§ **DATASET CONTENT**

══════════

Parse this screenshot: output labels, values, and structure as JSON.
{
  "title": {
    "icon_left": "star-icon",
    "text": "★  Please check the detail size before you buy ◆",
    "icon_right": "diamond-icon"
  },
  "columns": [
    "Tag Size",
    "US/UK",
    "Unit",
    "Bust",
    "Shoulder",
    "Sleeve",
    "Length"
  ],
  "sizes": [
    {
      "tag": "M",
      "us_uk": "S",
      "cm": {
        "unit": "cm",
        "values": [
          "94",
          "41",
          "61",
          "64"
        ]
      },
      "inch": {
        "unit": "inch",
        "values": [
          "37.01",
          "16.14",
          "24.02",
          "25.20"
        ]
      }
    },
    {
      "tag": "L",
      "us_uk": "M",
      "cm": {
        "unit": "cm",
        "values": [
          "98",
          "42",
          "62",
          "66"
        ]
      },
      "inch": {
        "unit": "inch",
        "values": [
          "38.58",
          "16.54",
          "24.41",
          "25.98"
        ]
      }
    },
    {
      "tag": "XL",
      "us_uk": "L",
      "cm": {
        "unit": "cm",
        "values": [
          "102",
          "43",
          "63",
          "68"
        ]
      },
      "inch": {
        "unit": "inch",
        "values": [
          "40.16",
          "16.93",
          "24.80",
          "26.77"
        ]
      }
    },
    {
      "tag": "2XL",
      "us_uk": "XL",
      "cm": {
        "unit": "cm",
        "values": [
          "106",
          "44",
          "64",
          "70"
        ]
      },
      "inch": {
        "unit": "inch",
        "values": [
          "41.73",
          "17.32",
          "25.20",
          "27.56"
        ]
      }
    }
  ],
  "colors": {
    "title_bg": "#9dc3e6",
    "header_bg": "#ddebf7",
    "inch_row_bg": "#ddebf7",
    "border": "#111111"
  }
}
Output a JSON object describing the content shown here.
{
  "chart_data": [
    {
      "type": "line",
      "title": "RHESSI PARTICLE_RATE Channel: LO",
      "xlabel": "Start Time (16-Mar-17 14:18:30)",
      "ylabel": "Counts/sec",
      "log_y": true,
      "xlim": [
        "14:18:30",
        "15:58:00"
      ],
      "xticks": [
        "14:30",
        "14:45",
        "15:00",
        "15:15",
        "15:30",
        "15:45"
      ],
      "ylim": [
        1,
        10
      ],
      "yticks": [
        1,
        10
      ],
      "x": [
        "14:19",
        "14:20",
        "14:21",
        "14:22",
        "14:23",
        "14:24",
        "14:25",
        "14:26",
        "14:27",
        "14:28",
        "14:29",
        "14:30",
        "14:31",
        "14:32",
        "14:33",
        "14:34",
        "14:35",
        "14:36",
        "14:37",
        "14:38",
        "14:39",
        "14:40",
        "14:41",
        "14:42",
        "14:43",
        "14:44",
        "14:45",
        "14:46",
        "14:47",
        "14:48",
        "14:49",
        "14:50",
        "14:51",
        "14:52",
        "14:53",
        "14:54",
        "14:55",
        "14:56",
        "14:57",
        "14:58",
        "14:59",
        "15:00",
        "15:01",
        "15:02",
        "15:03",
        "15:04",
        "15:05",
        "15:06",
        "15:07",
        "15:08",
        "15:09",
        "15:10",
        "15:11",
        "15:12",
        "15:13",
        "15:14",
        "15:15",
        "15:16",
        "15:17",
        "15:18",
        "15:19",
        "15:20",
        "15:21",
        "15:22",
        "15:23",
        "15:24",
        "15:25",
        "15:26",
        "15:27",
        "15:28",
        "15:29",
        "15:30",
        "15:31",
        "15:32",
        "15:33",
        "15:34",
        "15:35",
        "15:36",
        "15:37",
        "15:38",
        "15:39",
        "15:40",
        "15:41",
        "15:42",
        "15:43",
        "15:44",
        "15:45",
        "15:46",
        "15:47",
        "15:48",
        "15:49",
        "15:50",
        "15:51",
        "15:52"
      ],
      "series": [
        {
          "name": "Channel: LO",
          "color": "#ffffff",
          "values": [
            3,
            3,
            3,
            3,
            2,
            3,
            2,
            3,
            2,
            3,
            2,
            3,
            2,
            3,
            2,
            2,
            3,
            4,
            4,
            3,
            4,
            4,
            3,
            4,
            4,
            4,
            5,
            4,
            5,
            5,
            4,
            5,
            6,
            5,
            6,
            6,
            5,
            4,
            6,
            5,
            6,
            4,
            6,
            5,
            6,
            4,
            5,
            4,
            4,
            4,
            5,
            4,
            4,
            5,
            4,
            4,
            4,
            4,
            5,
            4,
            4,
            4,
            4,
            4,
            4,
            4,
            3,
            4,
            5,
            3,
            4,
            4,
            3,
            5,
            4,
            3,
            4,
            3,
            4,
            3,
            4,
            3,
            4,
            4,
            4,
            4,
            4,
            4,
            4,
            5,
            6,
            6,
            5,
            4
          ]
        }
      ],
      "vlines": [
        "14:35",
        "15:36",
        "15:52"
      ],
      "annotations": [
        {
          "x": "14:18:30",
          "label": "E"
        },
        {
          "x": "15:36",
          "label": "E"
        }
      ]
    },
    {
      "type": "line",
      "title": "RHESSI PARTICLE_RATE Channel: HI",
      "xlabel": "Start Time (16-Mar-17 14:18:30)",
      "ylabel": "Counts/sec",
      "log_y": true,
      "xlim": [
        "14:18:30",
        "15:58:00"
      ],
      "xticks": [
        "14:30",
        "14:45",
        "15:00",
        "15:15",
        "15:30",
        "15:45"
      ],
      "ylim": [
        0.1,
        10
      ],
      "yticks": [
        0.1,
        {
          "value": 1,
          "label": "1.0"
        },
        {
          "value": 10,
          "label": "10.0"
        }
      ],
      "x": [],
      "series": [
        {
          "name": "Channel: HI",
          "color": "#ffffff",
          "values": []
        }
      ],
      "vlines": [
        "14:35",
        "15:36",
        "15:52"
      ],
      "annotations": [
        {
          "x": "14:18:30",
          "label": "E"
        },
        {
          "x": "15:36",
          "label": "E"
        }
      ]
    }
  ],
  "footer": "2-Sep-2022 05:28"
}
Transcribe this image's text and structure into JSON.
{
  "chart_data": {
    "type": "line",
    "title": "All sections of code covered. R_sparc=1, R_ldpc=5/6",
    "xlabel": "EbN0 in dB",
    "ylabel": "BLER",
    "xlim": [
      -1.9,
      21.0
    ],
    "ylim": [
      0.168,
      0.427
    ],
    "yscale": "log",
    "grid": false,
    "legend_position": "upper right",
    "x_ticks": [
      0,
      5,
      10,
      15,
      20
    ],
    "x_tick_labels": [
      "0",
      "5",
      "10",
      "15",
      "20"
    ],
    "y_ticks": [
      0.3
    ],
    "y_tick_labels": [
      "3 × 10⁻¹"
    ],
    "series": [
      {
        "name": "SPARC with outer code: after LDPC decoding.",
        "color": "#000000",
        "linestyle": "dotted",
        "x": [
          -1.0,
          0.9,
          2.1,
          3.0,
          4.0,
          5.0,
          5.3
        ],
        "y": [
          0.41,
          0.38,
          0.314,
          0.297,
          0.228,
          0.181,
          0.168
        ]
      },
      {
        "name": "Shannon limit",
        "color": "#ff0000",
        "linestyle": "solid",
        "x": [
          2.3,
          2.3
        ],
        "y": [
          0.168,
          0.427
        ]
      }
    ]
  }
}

══════════

§ **THE REQUEST**
From the listing above, copy every line that holds the string "text".

§ **TASK ANSWER**
    "text": "★  Please check the detail size before you buy ◆",
Transcribe this image's text and structure into JSON.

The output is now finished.